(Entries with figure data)
■ ■ ■ ■ ■ ■ ■

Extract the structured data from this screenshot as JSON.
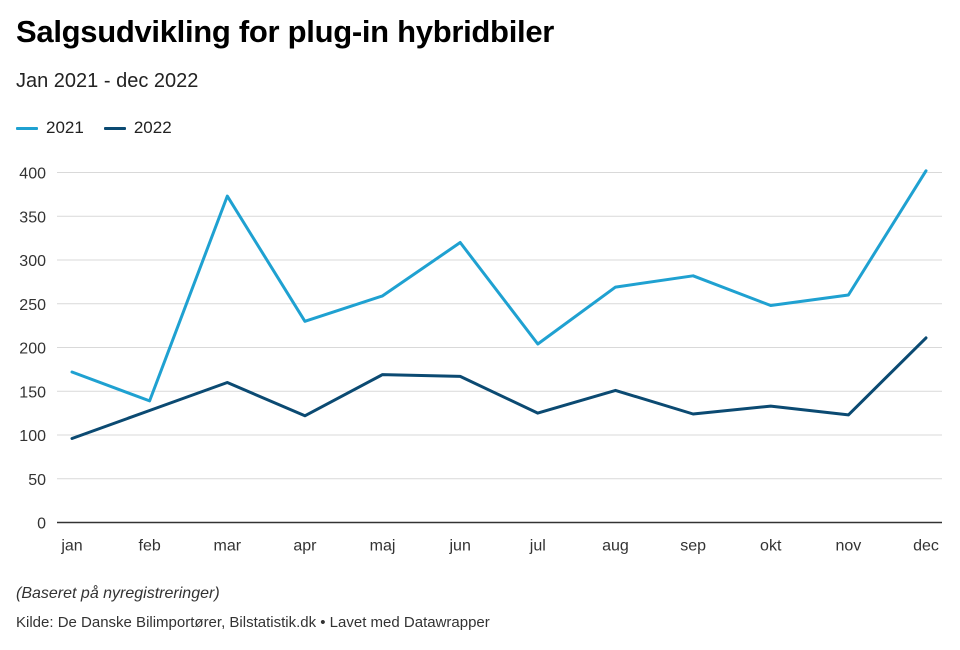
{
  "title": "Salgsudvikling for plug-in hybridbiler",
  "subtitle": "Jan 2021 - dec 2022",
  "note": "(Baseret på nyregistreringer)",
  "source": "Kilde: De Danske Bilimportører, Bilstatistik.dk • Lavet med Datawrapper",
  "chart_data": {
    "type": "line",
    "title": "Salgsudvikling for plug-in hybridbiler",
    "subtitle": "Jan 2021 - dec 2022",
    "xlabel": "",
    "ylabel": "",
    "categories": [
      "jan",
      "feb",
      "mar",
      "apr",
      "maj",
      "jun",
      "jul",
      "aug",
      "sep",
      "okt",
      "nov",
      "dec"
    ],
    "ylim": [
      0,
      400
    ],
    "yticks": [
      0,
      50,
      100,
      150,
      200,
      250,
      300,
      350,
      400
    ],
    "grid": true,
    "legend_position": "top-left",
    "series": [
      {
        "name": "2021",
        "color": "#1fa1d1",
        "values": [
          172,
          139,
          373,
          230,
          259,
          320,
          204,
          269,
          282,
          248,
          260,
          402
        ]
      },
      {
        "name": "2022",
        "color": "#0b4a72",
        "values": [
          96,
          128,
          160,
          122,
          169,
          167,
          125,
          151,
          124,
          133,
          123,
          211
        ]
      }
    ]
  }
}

■ ■ ■ ■ ■ ■ ■

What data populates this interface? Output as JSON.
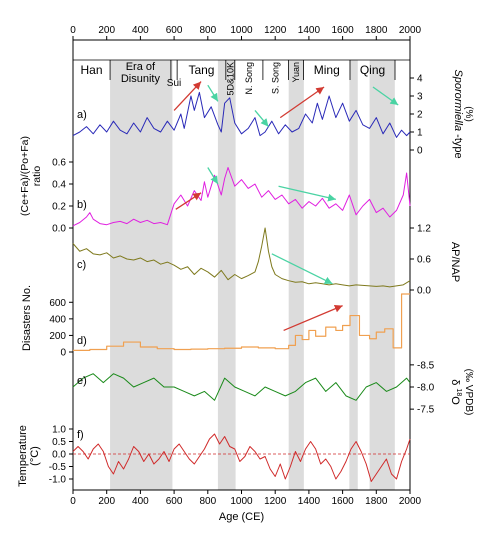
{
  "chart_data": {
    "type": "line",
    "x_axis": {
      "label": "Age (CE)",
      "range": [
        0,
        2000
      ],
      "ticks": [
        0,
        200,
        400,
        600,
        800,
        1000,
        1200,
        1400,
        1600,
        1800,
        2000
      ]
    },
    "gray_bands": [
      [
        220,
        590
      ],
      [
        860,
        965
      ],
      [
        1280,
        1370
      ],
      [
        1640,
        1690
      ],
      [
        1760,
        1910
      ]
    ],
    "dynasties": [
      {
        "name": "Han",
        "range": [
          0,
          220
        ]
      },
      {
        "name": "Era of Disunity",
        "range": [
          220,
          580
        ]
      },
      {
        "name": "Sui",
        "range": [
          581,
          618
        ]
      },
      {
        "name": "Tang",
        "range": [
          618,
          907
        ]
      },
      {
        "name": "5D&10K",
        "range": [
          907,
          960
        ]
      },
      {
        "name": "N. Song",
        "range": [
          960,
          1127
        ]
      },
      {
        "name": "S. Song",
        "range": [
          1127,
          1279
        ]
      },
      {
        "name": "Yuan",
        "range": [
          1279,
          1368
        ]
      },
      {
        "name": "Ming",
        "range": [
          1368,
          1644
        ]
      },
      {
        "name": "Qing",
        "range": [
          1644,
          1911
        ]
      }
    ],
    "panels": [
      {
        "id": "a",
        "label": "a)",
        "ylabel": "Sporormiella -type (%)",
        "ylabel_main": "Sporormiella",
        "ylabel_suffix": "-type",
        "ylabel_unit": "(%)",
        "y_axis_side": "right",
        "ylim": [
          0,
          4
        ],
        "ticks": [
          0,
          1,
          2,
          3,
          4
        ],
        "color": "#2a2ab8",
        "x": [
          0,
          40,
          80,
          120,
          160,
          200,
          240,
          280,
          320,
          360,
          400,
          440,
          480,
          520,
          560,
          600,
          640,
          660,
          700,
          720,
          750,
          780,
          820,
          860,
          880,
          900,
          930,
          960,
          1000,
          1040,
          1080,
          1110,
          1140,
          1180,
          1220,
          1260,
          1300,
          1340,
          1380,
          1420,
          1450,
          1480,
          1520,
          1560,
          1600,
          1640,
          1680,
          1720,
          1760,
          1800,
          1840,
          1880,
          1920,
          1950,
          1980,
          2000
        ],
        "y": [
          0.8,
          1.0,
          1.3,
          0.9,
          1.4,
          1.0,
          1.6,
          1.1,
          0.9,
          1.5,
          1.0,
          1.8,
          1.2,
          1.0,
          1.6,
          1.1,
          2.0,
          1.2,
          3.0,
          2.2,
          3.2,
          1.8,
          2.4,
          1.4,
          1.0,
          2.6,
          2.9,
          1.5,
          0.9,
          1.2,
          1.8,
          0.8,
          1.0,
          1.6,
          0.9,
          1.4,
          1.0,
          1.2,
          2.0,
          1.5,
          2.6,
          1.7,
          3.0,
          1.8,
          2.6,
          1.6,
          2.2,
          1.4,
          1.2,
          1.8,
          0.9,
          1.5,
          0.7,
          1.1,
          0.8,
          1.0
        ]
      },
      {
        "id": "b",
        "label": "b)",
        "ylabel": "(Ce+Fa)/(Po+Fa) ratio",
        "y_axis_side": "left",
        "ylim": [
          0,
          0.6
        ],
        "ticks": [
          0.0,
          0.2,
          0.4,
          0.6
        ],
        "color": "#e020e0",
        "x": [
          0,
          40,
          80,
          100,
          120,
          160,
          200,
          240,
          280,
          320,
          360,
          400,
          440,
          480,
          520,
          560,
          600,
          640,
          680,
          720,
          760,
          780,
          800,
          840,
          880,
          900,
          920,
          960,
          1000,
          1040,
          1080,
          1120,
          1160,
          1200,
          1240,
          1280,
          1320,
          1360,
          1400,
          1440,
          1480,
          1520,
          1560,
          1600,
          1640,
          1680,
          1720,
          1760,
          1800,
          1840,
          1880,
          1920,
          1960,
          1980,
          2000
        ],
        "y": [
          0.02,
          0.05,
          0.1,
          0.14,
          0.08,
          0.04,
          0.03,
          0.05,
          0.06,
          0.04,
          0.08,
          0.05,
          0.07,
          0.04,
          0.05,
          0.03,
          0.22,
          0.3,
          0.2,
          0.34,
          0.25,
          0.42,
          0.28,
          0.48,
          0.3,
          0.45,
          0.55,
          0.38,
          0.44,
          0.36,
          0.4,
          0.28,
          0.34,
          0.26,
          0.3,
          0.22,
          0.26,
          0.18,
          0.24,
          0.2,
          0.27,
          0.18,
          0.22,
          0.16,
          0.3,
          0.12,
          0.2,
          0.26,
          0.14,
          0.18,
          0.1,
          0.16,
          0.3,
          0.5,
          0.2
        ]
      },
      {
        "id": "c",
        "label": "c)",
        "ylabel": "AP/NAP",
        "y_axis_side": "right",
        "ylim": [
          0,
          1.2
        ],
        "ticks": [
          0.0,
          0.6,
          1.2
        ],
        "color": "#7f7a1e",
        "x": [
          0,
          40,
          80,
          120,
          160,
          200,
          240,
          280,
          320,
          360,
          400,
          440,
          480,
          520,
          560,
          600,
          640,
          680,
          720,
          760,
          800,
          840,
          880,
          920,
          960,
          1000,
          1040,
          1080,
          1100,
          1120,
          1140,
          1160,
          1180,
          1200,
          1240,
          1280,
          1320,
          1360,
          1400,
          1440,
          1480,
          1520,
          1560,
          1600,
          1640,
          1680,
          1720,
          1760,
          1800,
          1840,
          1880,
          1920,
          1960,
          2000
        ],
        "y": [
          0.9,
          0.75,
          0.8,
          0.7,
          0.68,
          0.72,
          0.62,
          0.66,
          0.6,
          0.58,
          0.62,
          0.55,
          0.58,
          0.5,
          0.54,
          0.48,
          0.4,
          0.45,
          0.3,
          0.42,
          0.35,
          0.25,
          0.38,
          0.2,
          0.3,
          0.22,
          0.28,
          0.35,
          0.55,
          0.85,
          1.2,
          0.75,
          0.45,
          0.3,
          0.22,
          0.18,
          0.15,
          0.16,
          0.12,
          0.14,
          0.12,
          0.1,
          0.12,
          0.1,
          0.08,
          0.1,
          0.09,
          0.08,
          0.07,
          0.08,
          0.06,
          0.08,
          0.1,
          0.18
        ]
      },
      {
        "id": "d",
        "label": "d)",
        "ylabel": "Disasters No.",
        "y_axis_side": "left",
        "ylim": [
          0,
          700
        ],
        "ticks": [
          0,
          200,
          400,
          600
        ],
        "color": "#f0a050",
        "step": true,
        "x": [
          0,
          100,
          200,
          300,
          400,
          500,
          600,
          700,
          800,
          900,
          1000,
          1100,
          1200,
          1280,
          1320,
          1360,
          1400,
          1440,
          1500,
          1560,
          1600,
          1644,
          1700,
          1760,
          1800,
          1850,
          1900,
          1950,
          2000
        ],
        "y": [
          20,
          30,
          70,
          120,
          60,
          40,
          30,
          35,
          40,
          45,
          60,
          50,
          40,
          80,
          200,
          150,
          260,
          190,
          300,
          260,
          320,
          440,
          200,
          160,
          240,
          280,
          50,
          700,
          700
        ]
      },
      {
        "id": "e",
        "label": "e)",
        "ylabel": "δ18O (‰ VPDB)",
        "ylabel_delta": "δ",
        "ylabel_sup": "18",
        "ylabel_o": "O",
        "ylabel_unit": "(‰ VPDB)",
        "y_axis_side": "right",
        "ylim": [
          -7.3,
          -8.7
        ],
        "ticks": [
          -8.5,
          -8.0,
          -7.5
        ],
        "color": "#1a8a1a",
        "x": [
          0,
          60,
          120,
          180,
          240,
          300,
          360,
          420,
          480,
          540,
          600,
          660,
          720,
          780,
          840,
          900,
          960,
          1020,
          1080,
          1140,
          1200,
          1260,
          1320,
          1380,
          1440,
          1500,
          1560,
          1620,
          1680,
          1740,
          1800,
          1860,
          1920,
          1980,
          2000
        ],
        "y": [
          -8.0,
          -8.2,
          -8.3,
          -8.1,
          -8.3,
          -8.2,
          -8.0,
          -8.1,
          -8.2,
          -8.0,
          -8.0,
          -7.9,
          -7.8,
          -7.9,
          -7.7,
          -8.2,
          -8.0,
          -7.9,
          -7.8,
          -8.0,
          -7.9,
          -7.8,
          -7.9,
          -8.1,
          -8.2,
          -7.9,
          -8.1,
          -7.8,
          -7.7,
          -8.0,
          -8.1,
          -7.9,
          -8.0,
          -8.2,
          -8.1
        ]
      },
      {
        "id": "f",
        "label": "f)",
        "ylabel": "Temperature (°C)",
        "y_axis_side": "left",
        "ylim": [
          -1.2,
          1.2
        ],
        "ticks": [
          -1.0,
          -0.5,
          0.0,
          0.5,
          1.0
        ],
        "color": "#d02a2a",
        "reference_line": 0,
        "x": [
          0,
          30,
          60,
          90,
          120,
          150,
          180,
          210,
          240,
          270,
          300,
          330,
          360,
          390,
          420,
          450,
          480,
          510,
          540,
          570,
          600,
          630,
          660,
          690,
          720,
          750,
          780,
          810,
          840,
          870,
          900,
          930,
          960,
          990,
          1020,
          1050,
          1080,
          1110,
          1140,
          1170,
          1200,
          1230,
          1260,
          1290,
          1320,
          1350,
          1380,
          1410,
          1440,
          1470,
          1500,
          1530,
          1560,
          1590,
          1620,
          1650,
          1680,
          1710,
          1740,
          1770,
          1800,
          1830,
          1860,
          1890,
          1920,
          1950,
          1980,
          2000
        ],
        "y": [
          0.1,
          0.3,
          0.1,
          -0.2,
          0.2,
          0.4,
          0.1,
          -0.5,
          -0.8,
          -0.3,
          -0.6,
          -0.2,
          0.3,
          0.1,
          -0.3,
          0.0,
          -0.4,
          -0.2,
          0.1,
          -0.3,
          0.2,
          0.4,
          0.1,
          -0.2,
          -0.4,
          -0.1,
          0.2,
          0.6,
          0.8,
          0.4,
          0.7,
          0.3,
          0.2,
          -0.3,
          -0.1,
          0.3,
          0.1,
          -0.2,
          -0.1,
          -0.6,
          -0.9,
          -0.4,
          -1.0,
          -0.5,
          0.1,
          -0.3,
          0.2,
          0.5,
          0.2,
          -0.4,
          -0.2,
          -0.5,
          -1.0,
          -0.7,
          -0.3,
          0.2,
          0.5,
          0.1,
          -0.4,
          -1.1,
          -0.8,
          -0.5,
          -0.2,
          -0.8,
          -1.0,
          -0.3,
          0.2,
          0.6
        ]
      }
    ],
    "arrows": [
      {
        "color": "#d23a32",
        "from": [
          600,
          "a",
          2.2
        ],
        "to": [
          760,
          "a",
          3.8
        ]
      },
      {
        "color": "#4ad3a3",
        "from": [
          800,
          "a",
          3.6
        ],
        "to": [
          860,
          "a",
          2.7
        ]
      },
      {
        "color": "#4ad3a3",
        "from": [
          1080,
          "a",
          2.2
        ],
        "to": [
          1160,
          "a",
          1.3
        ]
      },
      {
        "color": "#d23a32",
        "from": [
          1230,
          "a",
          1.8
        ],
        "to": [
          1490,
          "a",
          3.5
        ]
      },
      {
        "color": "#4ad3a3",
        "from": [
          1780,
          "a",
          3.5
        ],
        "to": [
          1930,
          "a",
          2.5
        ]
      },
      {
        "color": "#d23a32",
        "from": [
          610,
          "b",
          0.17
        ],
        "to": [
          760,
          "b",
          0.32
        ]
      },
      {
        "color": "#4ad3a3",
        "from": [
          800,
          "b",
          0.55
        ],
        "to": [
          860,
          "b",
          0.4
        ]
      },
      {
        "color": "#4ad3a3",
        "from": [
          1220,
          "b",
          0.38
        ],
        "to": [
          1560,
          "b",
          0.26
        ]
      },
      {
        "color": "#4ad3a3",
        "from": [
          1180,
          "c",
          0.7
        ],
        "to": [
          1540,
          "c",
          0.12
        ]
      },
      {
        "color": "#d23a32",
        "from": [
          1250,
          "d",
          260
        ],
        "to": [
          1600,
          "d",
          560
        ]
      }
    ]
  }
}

■ ■ ■ ■ ■ ■ ■

* **WRITTEN PROBLEM**:
From the entries above, copy every line containing the word "plug".

* **FINISHED EXERCISE**:
  "title": "Salgsudvikling for plug-in hybridbiler",
    "title": "Salgsudvikling for plug-in hybridbiler",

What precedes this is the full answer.